Given task :: Without the pictures, copy all the entries below exactly.
┄┄┄┄┄┄
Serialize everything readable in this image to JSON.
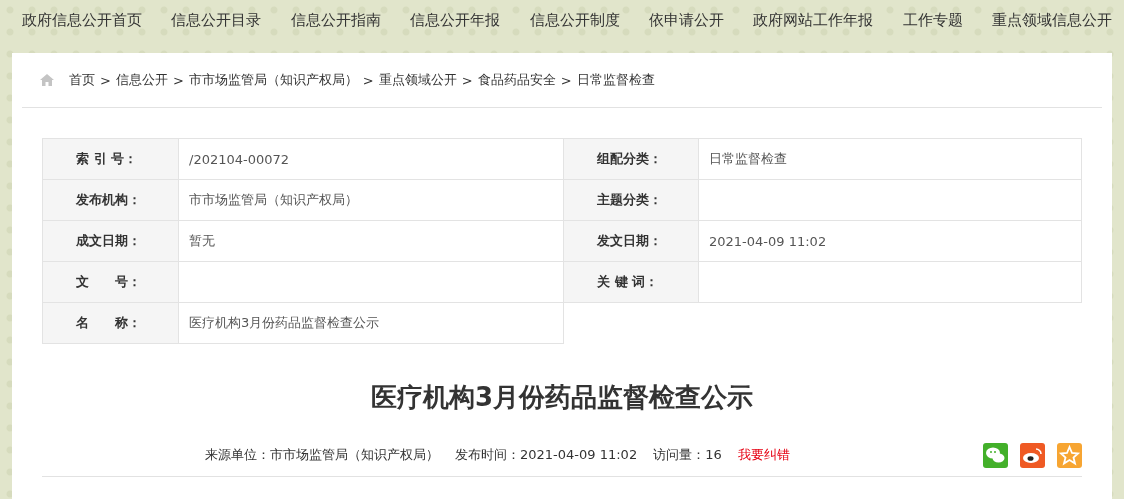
{
  "nav": [
    "政府信息公开首页",
    "信息公开目录",
    "信息公开指南",
    "信息公开年报",
    "信息公开制度",
    "依申请公开",
    "政府网站工作年报",
    "工作专题",
    "重点领域信息公开"
  ],
  "breadcrumb": {
    "separator": ">",
    "items": [
      "首页",
      "信息公开",
      "市市场监管局（知识产权局）",
      "重点领域公开",
      "食品药品安全",
      "日常监督检查"
    ]
  },
  "info_table": [
    {
      "cells": [
        {
          "label": "索 引 号：",
          "value": "/202104-00072"
        },
        {
          "label": "组配分类：",
          "value": "日常监督检查"
        }
      ]
    },
    {
      "cells": [
        {
          "label": "发布机构：",
          "value": "市市场监管局（知识产权局）"
        },
        {
          "label": "主题分类："
        }
      ]
    },
    {
      "cells": [
        {
          "label": "成文日期：",
          "value": "暂无"
        },
        {
          "label": "发文日期：",
          "value": "2021-04-09 11:02"
        }
      ]
    },
    {
      "cells": [
        {
          "label": "文　　号："
        },
        {
          "label": "关 键 词："
        }
      ]
    },
    {
      "cells": [
        {
          "label": "名　　称：",
          "value": "医疗机构3月份药品监督检查公示"
        }
      ]
    }
  ],
  "article": {
    "title": "医疗机构3月份药品监督检查公示",
    "meta": [
      {
        "kind": "text",
        "text": "来源单位：市市场监管局（知识产权局）"
      },
      {
        "kind": "text",
        "text": "发布时间：2021-04-09 11:02"
      },
      {
        "kind": "text",
        "text": "访问量：16"
      },
      {
        "kind": "link",
        "text": "我要纠错"
      }
    ],
    "share": [
      {
        "kind": "wechat"
      },
      {
        "kind": "weibo"
      },
      {
        "kind": "favorite"
      }
    ]
  }
}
┄┄┄┄┄┄
Task response ::
Serialize everything readable in this image to JSON.
{
  "nav": [
    "政府信息公开首页",
    "信息公开目录",
    "信息公开指南",
    "信息公开年报",
    "信息公开制度",
    "依申请公开",
    "政府网站工作年报",
    "工作专题",
    "重点领域信息公开"
  ],
  "breadcrumb": {
    "separator": ">",
    "items": [
      "首页",
      "信息公开",
      "市市场监管局（知识产权局）",
      "重点领域公开",
      "食品药品安全",
      "日常监督检查"
    ]
  },
  "info_table": [
    {
      "cells": [
        {
          "label": "索 引 号：",
          "value": "/202104-00072"
        },
        {
          "label": "组配分类：",
          "value": "日常监督检查"
        }
      ]
    },
    {
      "cells": [
        {
          "label": "发布机构：",
          "value": "市市场监管局（知识产权局）"
        },
        {
          "label": "主题分类："
        }
      ]
    },
    {
      "cells": [
        {
          "label": "成文日期：",
          "value": "暂无"
        },
        {
          "label": "发文日期：",
          "value": "2021-04-09 11:02"
        }
      ]
    },
    {
      "cells": [
        {
          "label": "文　　号："
        },
        {
          "label": "关 键 词："
        }
      ]
    },
    {
      "cells": [
        {
          "label": "名　　称：",
          "value": "医疗机构3月份药品监督检查公示"
        }
      ]
    }
  ],
  "article": {
    "title": "医疗机构3月份药品监督检查公示",
    "meta": [
      {
        "kind": "text",
        "text": "来源单位：市市场监管局（知识产权局）"
      },
      {
        "kind": "text",
        "text": "发布时间：2021-04-09 11:02"
      },
      {
        "kind": "text",
        "text": "访问量：16"
      },
      {
        "kind": "link",
        "text": "我要纠错"
      }
    ],
    "share": [
      {
        "kind": "wechat"
      },
      {
        "kind": "weibo"
      },
      {
        "kind": "favorite"
      }
    ]
  }
}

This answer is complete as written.